Problem requirements:
Your task is to transcribe all of the records exactly and leave out the pictures.

>>

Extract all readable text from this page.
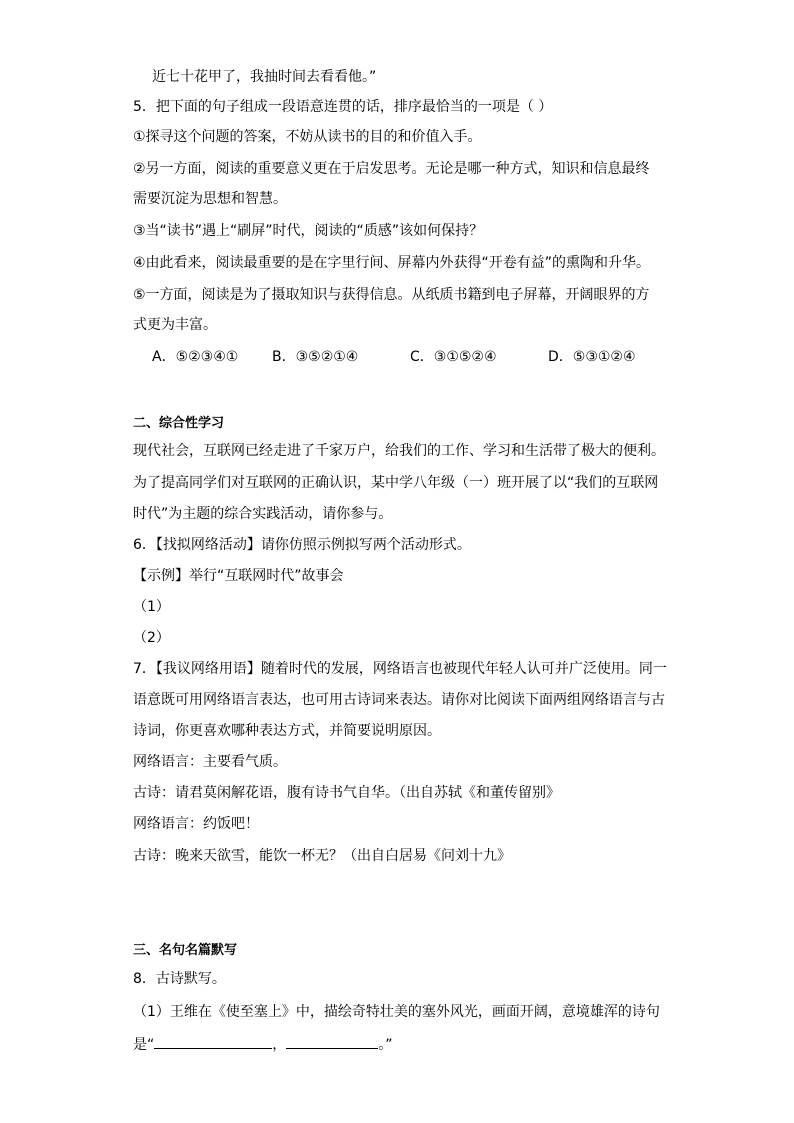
近七十花甲了，我抽时间去看看他。”
5．把下面的句子组成一段语意连贯的话，排序最恰当的一项是（ ）
①探寻这个问题的答案，不妨从读书的目的和价值入手。
②另一方面，阅读的重要意义更在于启发思考。无论是哪一种方式，知识和信息最终
需要沉淀为思想和智慧。
③当“读书”遇上“刷屏”时代，阅读的“质感”该如何保持？
④由此看来，阅读最重要的是在字里行间、屏幕内外获得“开卷有益”的熏陶和升华。
⑤一方面，阅读是为了摄取知识与获得信息。从纸质书籍到电子屏幕，开阔眼界的方
式更为丰富。
A．⑤②③④① B．③⑤②①④	C．③①⑤②④	D．⑤③①②④
二、综合性学习
现代社会，互联网已经走进了千家万户，给我们的工作、学习和生活带了极大的便利。
为了提高同学们对互联网的正确认识，某中学八年级（一）班开展了以“我们的互联网
时代”为主题的综合实践活动，请你参与。
6．【找拟网络活动】请你仿照示例拟写两个活动形式。
【示例】举行“互联网时代”故事会
（1）
（2）
7．【我议网络用语】随着时代的发展，网络语言也被现代年轻人认可并广泛使用。同一
语意既可用网络语言表达，也可用古诗词来表达。请你对比阅读下面两组网络语言与古
诗词，你更喜欢哪种表达方式，并简要说明原因。
网络语言：主要看气质。
古诗：请君莫闲解花语，腹有诗书气自华。（出自苏轼《和董传留别》
网络语言：约饭吧！
古诗：晚来天欲雪，能饮一杯无？（出自白居易《问刘十九》
三、名句名篇默写
8．古诗默写。
（1）王维在《使至塞上》中，描绘奇特壮美的塞外风光，画面开阔，意境雄浑的诗句
是“	，	。”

<<

Solution below:
Extract all readable text from this page.
近七十花甲了，我抽时间去看看他。”
5．把下面的句子组成一段语意连贯的话，排序最恰当的一项是（ ）
①探寻这个问题的答案，不妨从读书的目的和价值入手。
②另一方面，阅读的重要意义更在于启发思考。无论是哪一种方式，知识和信息最终
需要沉淀为思想和智慧。
③当“读书”遇上“刷屏”时代，阅读的“质感”该如何保持？
④由此看来，阅读最重要的是在字里行间、屏幕内外获得“开卷有益”的熏陶和升华。
⑤一方面，阅读是为了摄取知识与获得信息。从纸质书籍到电子屏幕，开阔眼界的方
式更为丰富。
A．⑤②③④① B．③⑤②①④	C．③①⑤②④	D．⑤③①②④
二、综合性学习
现代社会，互联网已经走进了千家万户，给我们的工作、学习和生活带了极大的便利。
为了提高同学们对互联网的正确认识，某中学八年级（一）班开展了以“我们的互联网
时代”为主题的综合实践活动，请你参与。
6．【找拟网络活动】请你仿照示例拟写两个活动形式。
【示例】举行“互联网时代”故事会
（1）
（2）
7．【我议网络用语】随着时代的发展，网络语言也被现代年轻人认可并广泛使用。同一
语意既可用网络语言表达，也可用古诗词来表达。请你对比阅读下面两组网络语言与古
诗词，你更喜欢哪种表达方式，并简要说明原因。
网络语言：主要看气质。
古诗：请君莫闲解花语，腹有诗书气自华。（出自苏轼《和董传留别》
网络语言：约饭吧！
古诗：晚来天欲雪，能饮一杯无？（出自白居易《问刘十九》
三、名句名篇默写
8．古诗默写。
（1）王维在《使至塞上》中，描绘奇特壮美的塞外风光，画面开阔，意境雄浑的诗句
是“	，	。”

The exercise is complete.